*Your task:*
Show every line of the records below that contains the word "right".

━━━ Dataset extract

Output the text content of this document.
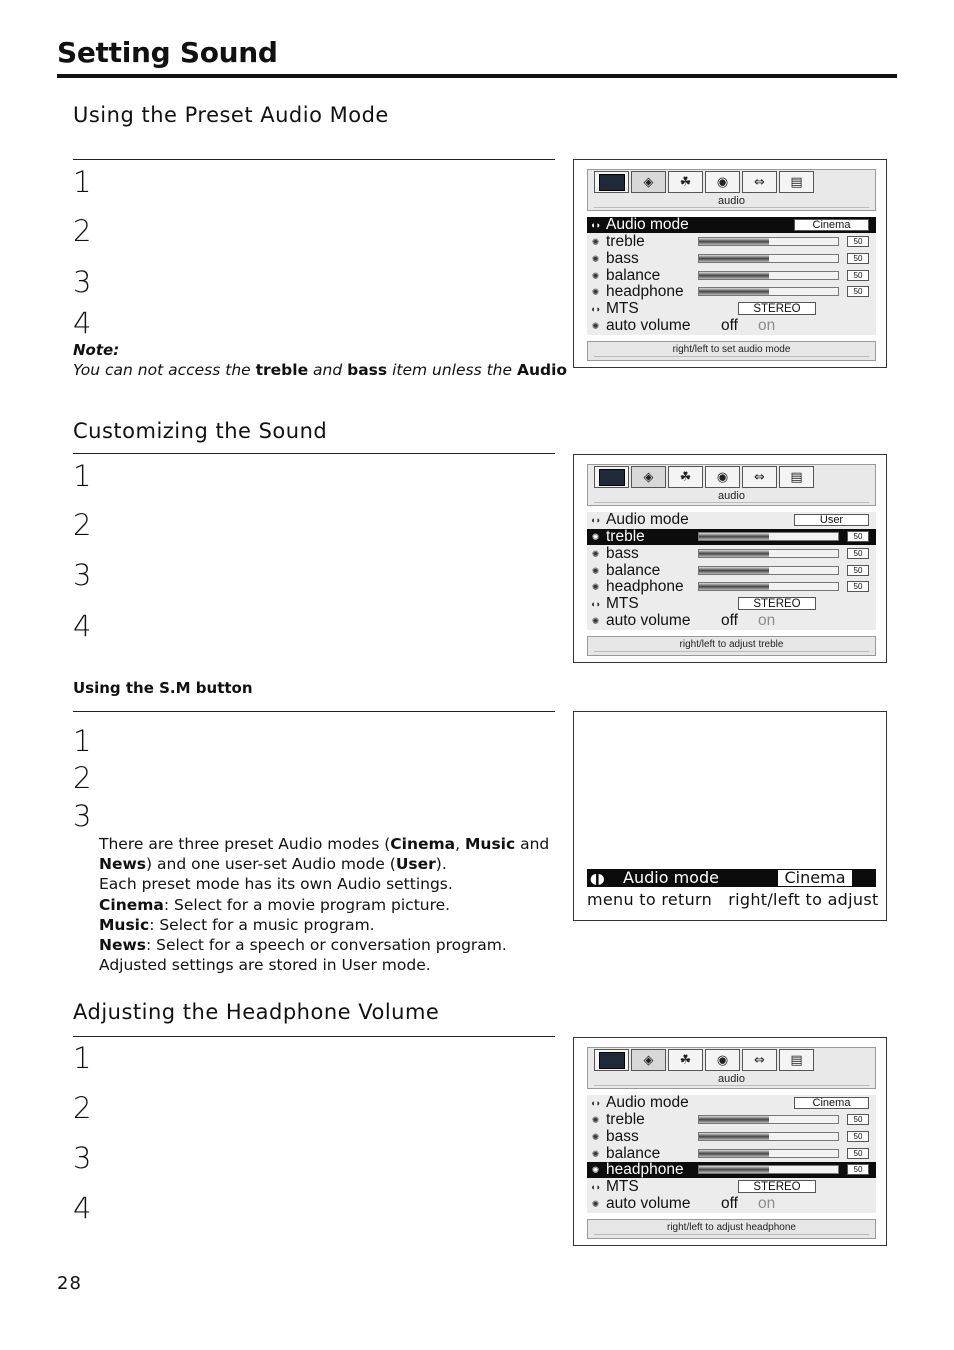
Setting Sound
Using the Preset Audio Mode
1
2
3
4
Note:
You can not access the treble and bass item unless the Audio
◈	☘	◉	⇔	▤
audio
◖◗ Audio mode	Cinema
✺ treble	50
✺ bass	50
✺ balance	50
✺ headphone	50
◖◗ MTS	STEREO
✺ auto volume off on
right/left to set audio mode
Customizing the Sound
1
2
3
4
◈	☘	◉	⇔	▤
audio
◖◗ Audio mode	User
✺ treble	50
✺ bass	50
✺ balance	50
✺ headphone	50
◖◗ MTS	STEREO
✺ auto volume off on
right/left to adjust treble
Using the S.M button
1
2
3
There are three preset Audio modes (Cinema, Music and
News) and one user-set Audio mode (User).
Each preset mode has its own Audio settings.
Cinema: Select for a movie program picture.
Music: Select for a music program.
News: Select for a speech or conversation program.
Adjusted settings are stored in User mode.
◖◗ Audio mode	Cinema
menu to return right/left to adjust
Adjusting the Headphone Volume
1
2
3
4
◈	☘	◉	⇔	▤
audio
◖◗ Audio mode	Cinema
✺ treble	50
✺ bass	50
✺ balance	50
✺ headphone	50
◖◗ MTS	STEREO
✺ auto volume off on
right/left to adjust headphone
28
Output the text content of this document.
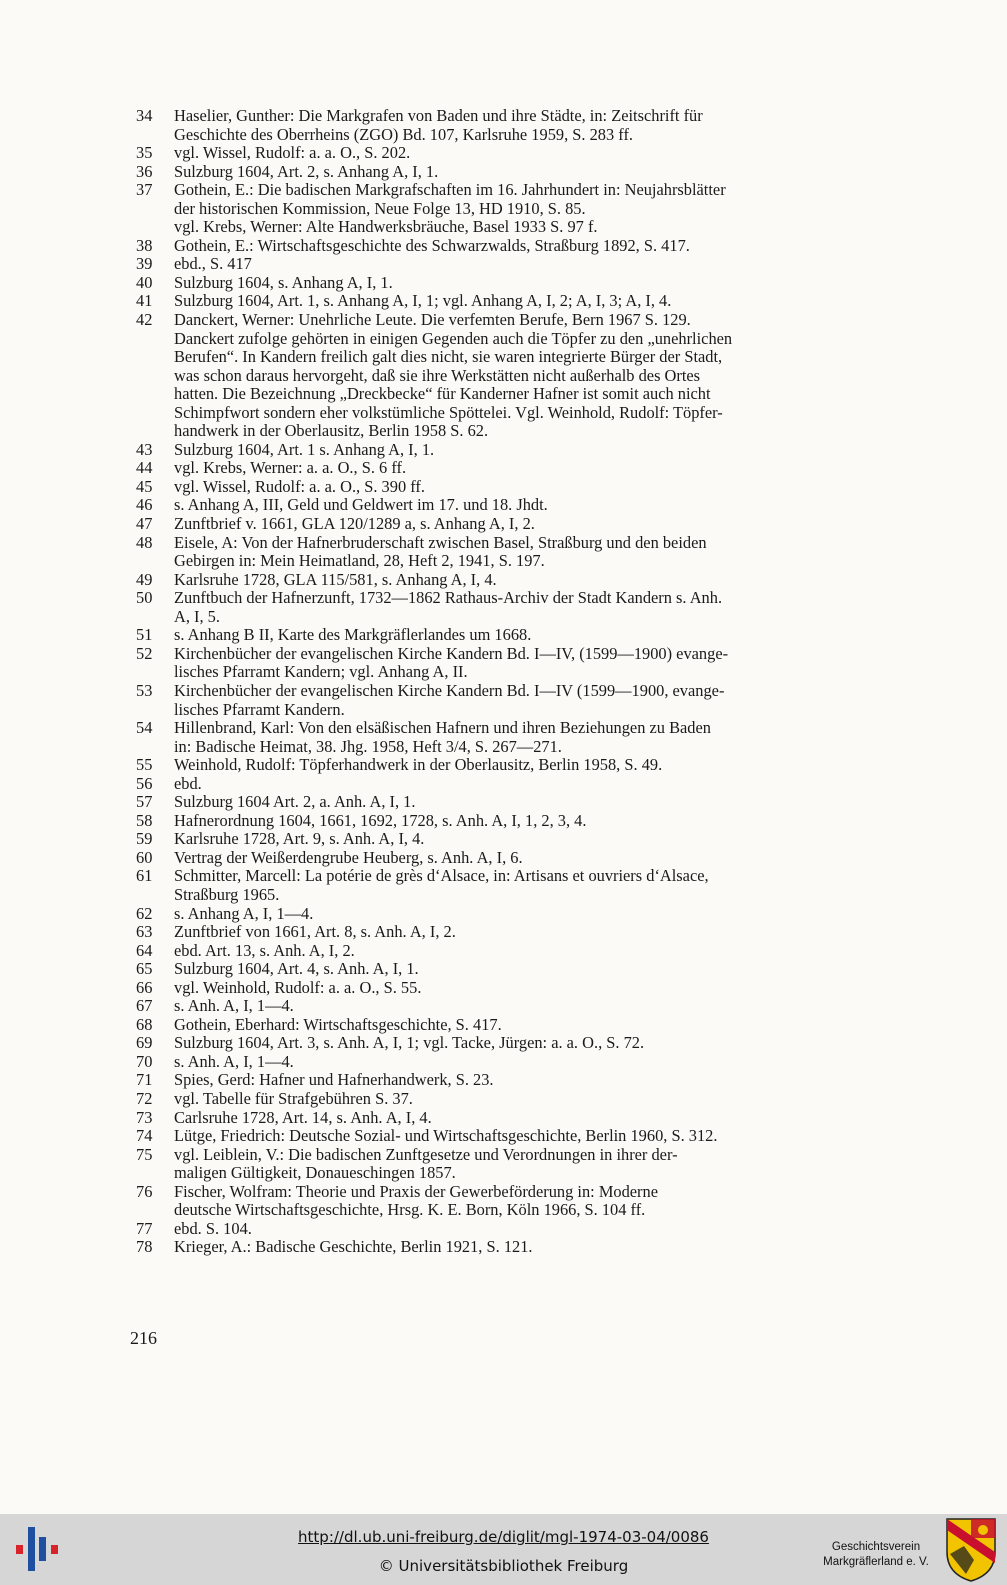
34	Haselier, Gunther: Die Markgrafen von Baden und ihre Städte, in: Zeitschrift für
Geschichte des Oberrheins (ZGO) Bd. 107, Karlsruhe 1959, S. 283 ff.
35	vgl. Wissel, Rudolf: a. a. O., S. 202.
36	Sulzburg 1604, Art. 2, s. Anhang A, I, 1.
37	Gothein, E.: Die badischen Markgrafschaften im 16. Jahrhundert in: Neujahrsblätter
der historischen Kommission, Neue Folge 13, HD 1910, S. 85.
vgl. Krebs, Werner: Alte Handwerksbräuche, Basel 1933 S. 97 f.
38	Gothein, E.: Wirtschaftsgeschichte des Schwarzwalds, Straßburg 1892, S. 417.
39	ebd., S. 417
40	Sulzburg 1604, s. Anhang A, I, 1.
41	Sulzburg 1604, Art. 1, s. Anhang A, I, 1; vgl. Anhang A, I, 2; A, I, 3; A, I, 4.
42	Danckert, Werner: Unehrliche Leute. Die verfemten Berufe, Bern 1967 S. 129.
Danckert zufolge gehörten in einigen Gegenden auch die Töpfer zu den „unehrlichen
Berufen“. In Kandern freilich galt dies nicht, sie waren integrierte Bürger der Stadt,
was schon daraus hervorgeht, daß sie ihre Werkstätten nicht außerhalb des Ortes
hatten. Die Bezeichnung „Dreckbecke“ für Kanderner Hafner ist somit auch nicht
Schimpfwort sondern eher volkstümliche Spöttelei. Vgl. Weinhold, Rudolf: Töpfer-
handwerk in der Oberlausitz, Berlin 1958 S. 62.
43	Sulzburg 1604, Art. 1 s. Anhang A, I, 1.
44	vgl. Krebs, Werner: a. a. O., S. 6 ff.
45	vgl. Wissel, Rudolf: a. a. O., S. 390 ff.
46	s. Anhang A, III, Geld und Geldwert im 17. und 18. Jhdt.
47	Zunftbrief v. 1661, GLA 120/1289 a, s. Anhang A, I, 2.
48	Eisele, A: Von der Hafnerbruderschaft zwischen Basel, Straßburg und den beiden
Gebirgen in: Mein Heimatland, 28, Heft 2, 1941, S. 197.
49	Karlsruhe 1728, GLA 115/581, s. Anhang A, I, 4.
50	Zunftbuch der Hafnerzunft, 1732—1862 Rathaus-Archiv der Stadt Kandern s. Anh.
A, I, 5.
51	s. Anhang B II, Karte des Markgräflerlandes um 1668.
52	Kirchenbücher der evangelischen Kirche Kandern Bd. I—IV, (1599—1900) evange-
lisches Pfarramt Kandern; vgl. Anhang A, II.
53	Kirchenbücher der evangelischen Kirche Kandern Bd. I—IV (1599—1900, evange-
lisches Pfarramt Kandern.
54	Hillenbrand, Karl: Von den elsäßischen Hafnern und ihren Beziehungen zu Baden
in: Badische Heimat, 38. Jhg. 1958, Heft 3/4, S. 267—271.
55	Weinhold, Rudolf: Töpferhandwerk in der Oberlausitz, Berlin 1958, S. 49.
56	ebd.
57	Sulzburg 1604 Art. 2, a. Anh. A, I, 1.
58	Hafnerordnung 1604, 1661, 1692, 1728, s. Anh. A, I, 1, 2, 3, 4.
59	Karlsruhe 1728, Art. 9, s. Anh. A, I, 4.
60	Vertrag der Weißerdengrube Heuberg, s. Anh. A, I, 6.
61	Schmitter, Marcell: La potérie de grès d‘Alsace, in: Artisans et ouvriers d‘Alsace,
Straßburg 1965.
62	s. Anhang A, I, 1—4.
63	Zunftbrief von 1661, Art. 8, s. Anh. A, I, 2.
64	ebd. Art. 13, s. Anh. A, I, 2.
65	Sulzburg 1604, Art. 4, s. Anh. A, I, 1.
66	vgl. Weinhold, Rudolf: a. a. O., S. 55.
67	s. Anh. A, I, 1—4.
68	Gothein, Eberhard: Wirtschaftsgeschichte, S. 417.
69	Sulzburg 1604, Art. 3, s. Anh. A, I, 1; vgl. Tacke, Jürgen: a. a. O., S. 72.
70	s. Anh. A, I, 1—4.
71	Spies, Gerd: Hafner und Hafnerhandwerk, S. 23.
72	vgl. Tabelle für Strafgebühren S. 37.
73	Carlsruhe 1728, Art. 14, s. Anh. A, I, 4.
74	Lütge, Friedrich: Deutsche Sozial- und Wirtschaftsgeschichte, Berlin 1960, S. 312.
75	vgl. Leiblein, V.: Die badischen Zunftgesetze und Verordnungen in ihrer der-
maligen Gültigkeit, Donaueschingen 1857.
76	Fischer, Wolfram: Theorie und Praxis der Gewerbeförderung in: Moderne
deutsche Wirtschaftsgeschichte, Hrsg. K. E. Born, Köln 1966, S. 104 ff.
77	ebd. S. 104.
78	Krieger, A.: Badische Geschichte, Berlin 1921, S. 121.
216
http://dl.ub.uni-freiburg.de/diglit/mgl-1974-03-04/0086
© Universitätsbibliothek Freiburg
Geschichtsverein
Markgräflerland e. V.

━━━━━━

*Response:*
right/left to set audio mode
right/left to adjust treble
menu to return right/left to adjust
right/left to adjust headphone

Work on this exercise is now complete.